_Directive_.
In the abstract on forming a tire component member, how are the transfer drum and the forming drum turned to move the band-shaped member onto the forming drum?

_Article_.
- - -

Method of forming tire component member

Abstract

There is provided a tire structural member forming method capable of forming a structural member of a tire for a vehicle at a low cost, using a simple mechanism satisfactory in space efficiency and capable of setting a band-shaped member of a predetermined length on a forming drum in a high setting accuracy. The tire structural member forming method comprises the steps of applying a band-shaped member (3) of a predetermined length and a predetermined width to a transfer drum (12), moving the transfer drum (12) holding the band-shaped member (3) close to a forming drum (11) of a diameter smaller than that of the transfer drum (12) so that the leading end of the band-shaped member (3) is held between the transfer drum (12) and the forming drum (11), turning the transfer drum (12) and the forming drum (11) in opposite directions, respectively, at the same surface speed to transfer the band-shaped member (3) from the transfer drum (12) to the forming drum (11), and bonding together the leading and the trailing end of the band-shaped member (3) wound around the forming drum (11) to form a tire structural member on the forming drum (11).

- - -

_Entries_.
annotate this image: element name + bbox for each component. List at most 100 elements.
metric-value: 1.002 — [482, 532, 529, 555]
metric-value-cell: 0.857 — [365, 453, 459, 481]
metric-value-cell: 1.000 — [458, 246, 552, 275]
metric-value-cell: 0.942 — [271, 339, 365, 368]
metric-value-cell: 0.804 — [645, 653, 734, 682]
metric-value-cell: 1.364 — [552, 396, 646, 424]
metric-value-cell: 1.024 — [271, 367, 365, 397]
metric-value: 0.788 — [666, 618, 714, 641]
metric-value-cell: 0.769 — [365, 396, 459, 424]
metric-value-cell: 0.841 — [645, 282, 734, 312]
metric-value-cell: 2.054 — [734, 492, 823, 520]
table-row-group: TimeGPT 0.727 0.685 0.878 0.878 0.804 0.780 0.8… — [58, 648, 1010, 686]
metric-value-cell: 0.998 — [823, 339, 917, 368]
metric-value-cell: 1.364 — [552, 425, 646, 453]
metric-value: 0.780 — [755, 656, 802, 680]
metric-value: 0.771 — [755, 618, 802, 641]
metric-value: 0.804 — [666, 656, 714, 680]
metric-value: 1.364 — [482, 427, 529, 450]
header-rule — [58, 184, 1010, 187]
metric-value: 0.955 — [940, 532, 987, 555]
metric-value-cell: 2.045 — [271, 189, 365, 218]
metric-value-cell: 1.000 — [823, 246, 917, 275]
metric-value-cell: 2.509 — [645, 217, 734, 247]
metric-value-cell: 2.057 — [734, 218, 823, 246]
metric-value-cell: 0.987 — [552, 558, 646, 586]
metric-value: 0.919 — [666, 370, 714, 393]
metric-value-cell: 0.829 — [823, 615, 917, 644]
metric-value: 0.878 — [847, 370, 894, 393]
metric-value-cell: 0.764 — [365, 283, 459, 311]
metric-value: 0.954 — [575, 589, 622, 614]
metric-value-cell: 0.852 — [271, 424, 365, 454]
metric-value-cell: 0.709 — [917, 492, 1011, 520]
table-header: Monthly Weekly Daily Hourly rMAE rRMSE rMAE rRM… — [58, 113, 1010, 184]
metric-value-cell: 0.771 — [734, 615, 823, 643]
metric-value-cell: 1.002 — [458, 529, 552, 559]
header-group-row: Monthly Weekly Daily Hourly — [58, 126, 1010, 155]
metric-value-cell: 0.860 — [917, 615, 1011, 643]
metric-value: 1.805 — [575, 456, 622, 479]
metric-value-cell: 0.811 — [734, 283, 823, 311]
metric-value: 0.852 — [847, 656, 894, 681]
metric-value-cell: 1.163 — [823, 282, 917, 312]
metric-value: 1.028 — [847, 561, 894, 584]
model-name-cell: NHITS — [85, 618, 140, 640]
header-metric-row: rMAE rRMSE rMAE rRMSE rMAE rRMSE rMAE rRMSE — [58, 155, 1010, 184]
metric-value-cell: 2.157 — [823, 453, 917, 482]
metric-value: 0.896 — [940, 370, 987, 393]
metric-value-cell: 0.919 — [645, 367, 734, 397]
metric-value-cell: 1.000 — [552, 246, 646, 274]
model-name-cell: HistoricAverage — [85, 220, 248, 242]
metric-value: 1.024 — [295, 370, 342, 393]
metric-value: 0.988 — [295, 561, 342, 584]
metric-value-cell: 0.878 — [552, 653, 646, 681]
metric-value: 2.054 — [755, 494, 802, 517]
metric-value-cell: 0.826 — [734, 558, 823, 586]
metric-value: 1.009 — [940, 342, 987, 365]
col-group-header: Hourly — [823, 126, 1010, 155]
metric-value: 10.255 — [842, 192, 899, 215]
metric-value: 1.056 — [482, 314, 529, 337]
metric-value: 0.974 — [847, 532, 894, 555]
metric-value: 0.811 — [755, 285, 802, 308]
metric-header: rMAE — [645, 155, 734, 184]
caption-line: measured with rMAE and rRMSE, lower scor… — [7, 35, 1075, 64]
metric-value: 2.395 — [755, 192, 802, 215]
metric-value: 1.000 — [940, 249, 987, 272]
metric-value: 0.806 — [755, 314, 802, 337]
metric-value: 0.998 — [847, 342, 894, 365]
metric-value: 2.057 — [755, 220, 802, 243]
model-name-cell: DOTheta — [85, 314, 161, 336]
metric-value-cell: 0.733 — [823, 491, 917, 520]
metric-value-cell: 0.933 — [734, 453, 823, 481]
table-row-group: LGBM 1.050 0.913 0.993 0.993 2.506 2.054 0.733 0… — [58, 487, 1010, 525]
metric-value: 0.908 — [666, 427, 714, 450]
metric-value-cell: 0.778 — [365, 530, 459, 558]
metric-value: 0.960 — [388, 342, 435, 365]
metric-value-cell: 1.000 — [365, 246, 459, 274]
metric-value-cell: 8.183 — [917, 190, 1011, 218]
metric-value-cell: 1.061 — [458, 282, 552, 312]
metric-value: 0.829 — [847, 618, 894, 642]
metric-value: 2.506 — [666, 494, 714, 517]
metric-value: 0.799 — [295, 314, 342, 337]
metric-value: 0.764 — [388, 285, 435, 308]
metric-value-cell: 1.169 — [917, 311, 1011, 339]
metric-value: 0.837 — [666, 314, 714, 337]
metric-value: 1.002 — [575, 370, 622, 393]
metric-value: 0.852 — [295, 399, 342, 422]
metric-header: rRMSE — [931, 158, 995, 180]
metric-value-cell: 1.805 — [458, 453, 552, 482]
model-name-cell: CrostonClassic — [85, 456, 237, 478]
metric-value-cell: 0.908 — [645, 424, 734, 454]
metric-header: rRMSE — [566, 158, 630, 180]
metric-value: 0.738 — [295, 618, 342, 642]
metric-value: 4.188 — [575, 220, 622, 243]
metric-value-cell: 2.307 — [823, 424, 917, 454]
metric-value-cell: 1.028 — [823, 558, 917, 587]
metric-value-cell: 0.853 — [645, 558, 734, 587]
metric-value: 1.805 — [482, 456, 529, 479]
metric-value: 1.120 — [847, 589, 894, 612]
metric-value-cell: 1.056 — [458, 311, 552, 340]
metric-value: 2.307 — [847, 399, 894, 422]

- - -

_Solved exercise_.
They are turned in opposite directions at the same surface speed.